- _GIVEN REQUEST_
Please return the full listing below without altering anything.

┌────────

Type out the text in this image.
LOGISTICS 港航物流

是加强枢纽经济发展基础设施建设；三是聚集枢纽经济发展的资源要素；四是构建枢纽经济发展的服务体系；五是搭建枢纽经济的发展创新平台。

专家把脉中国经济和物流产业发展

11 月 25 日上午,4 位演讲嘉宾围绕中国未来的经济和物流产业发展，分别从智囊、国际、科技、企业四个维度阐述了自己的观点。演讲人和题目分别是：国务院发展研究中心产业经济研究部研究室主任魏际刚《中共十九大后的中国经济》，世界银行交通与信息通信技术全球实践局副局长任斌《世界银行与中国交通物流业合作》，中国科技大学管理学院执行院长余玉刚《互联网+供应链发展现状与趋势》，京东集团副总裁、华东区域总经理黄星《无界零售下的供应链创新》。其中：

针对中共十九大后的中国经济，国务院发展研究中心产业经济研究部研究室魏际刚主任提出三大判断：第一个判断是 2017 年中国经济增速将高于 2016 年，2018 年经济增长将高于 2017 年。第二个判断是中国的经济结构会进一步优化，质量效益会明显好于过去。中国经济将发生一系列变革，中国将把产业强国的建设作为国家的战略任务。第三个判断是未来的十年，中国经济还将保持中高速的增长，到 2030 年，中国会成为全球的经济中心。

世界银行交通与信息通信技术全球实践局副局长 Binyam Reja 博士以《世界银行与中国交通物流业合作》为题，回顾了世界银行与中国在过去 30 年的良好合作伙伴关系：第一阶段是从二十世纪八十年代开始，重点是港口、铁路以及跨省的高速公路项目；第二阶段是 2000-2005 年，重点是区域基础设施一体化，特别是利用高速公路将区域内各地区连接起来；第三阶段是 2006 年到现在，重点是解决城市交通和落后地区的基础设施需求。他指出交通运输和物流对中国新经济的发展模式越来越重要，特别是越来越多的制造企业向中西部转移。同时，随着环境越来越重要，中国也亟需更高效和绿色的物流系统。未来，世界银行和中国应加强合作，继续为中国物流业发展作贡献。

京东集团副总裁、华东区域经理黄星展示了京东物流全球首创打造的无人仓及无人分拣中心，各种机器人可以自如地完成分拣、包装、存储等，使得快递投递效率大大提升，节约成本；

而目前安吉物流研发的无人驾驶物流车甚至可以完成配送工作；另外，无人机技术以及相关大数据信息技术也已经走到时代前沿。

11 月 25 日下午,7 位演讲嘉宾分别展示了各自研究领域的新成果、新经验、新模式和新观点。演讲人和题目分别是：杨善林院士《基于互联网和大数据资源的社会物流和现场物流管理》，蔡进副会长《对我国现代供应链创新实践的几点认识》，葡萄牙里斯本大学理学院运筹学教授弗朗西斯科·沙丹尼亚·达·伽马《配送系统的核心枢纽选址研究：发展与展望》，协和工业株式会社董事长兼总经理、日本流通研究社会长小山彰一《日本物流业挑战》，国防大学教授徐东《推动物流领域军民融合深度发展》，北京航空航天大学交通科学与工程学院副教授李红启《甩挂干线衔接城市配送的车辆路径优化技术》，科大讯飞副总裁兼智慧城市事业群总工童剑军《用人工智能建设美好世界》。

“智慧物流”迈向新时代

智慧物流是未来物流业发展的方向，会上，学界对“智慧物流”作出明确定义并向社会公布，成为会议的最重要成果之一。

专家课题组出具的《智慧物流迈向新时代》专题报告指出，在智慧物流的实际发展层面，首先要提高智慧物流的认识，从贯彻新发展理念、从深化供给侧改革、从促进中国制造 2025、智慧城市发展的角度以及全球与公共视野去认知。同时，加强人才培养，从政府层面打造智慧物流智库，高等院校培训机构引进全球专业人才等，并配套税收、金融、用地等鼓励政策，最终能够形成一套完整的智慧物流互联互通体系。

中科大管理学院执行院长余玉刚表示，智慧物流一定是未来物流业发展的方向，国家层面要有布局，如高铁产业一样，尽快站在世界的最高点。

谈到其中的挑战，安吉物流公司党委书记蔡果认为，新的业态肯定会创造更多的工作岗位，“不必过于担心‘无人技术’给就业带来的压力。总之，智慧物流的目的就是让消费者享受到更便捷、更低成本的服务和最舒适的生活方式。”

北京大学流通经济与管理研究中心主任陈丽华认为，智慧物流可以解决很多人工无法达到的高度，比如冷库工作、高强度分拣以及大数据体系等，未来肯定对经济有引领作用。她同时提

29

└────────

- _SOLUTION_
Type out the text in this image.
LOGISTICS 港航物流

是加强枢纽经济发展基础设施建设；三是聚集枢纽经济发展的资源要素；四是构建枢纽经济发展的服务体系；五是搭建枢纽经济的发展创新平台。

专家把脉中国经济和物流产业发展

11 月 25 日上午,4 位演讲嘉宾围绕中国未来的经济和物流产业发展，分别从智囊、国际、科技、企业四个维度阐述了自己的观点。演讲人和题目分别是：国务院发展研究中心产业经济研究部研究室主任魏际刚《中共十九大后的中国经济》，世界银行交通与信息通信技术全球实践局副局长任斌《世界银行与中国交通物流业合作》，中国科技大学管理学院执行院长余玉刚《互联网+供应链发展现状与趋势》，京东集团副总裁、华东区域总经理黄星《无界零售下的供应链创新》。其中：

针对中共十九大后的中国经济，国务院发展研究中心产业经济研究部研究室魏际刚主任提出三大判断：第一个判断是 2017 年中国经济增速将高于 2016 年，2018 年经济增长将高于 2017 年。第二个判断是中国的经济结构会进一步优化，质量效益会明显好于过去。中国经济将发生一系列变革，中国将把产业强国的建设作为国家的战略任务。第三个判断是未来的十年，中国经济还将保持中高速的增长，到 2030 年，中国会成为全球的经济中心。

世界银行交通与信息通信技术全球实践局副局长 Binyam Reja 博士以《世界银行与中国交通物流业合作》为题，回顾了世界银行与中国在过去 30 年的良好合作伙伴关系：第一阶段是从二十世纪八十年代开始，重点是港口、铁路以及跨省的高速公路项目；第二阶段是 2000-2005 年，重点是区域基础设施一体化，特别是利用高速公路将区域内各地区连接起来；第三阶段是 2006 年到现在，重点是解决城市交通和落后地区的基础设施需求。他指出交通运输和物流对中国新经济的发展模式越来越重要，特别是越来越多的制造企业向中西部转移。同时，随着环境越来越重要，中国也亟需更高效和绿色的物流系统。未来，世界银行和中国应加强合作，继续为中国物流业发展作贡献。

京东集团副总裁、华东区域经理黄星展示了京东物流全球首创打造的无人仓及无人分拣中心，各种机器人可以自如地完成分拣、包装、存储等，使得快递投递效率大大提升，节约成本；

而目前安吉物流研发的无人驾驶物流车甚至可以完成配送工作；另外，无人机技术以及相关大数据信息技术也已经走到时代前沿。

11 月 25 日下午,7 位演讲嘉宾分别展示了各自研究领域的新成果、新经验、新模式和新观点。演讲人和题目分别是：杨善林院士《基于互联网和大数据资源的社会物流和现场物流管理》，蔡进副会长《对我国现代供应链创新实践的几点认识》，葡萄牙里斯本大学理学院运筹学教授弗朗西斯科·沙丹尼亚·达·伽马《配送系统的核心枢纽选址研究：发展与展望》，协和工业株式会社董事长兼总经理、日本流通研究社会长小山彰一《日本物流业挑战》，国防大学教授徐东《推动物流领域军民融合深度发展》，北京航空航天大学交通科学与工程学院副教授李红启《甩挂干线衔接城市配送的车辆路径优化技术》，科大讯飞副总裁兼智慧城市事业群总工童剑军《用人工智能建设美好世界》。

“智慧物流”迈向新时代

智慧物流是未来物流业发展的方向，会上，学界对“智慧物流”作出明确定义并向社会公布，成为会议的最重要成果之一。

专家课题组出具的《智慧物流迈向新时代》专题报告指出，在智慧物流的实际发展层面，首先要提高智慧物流的认识，从贯彻新发展理念、从深化供给侧改革、从促进中国制造 2025、智慧城市发展的角度以及全球与公共视野去认知。同时，加强人才培养，从政府层面打造智慧物流智库，高等院校培训机构引进全球专业人才等，并配套税收、金融、用地等鼓励政策，最终能够形成一套完整的智慧物流互联互通体系。

中科大管理学院执行院长余玉刚表示，智慧物流一定是未来物流业发展的方向，国家层面要有布局，如高铁产业一样，尽快站在世界的最高点。

谈到其中的挑战，安吉物流公司党委书记蔡果认为，新的业态肯定会创造更多的工作岗位，“不必过于担心‘无人技术’给就业带来的压力。总之，智慧物流的目的就是让消费者享受到更便捷、更低成本的服务和最舒适的生活方式。”

北京大学流通经济与管理研究中心主任陈丽华认为，智慧物流可以解决很多人工无法达到的高度，比如冷库工作、高强度分拣以及大数据体系等，未来肯定对经济有引领作用。她同时提

29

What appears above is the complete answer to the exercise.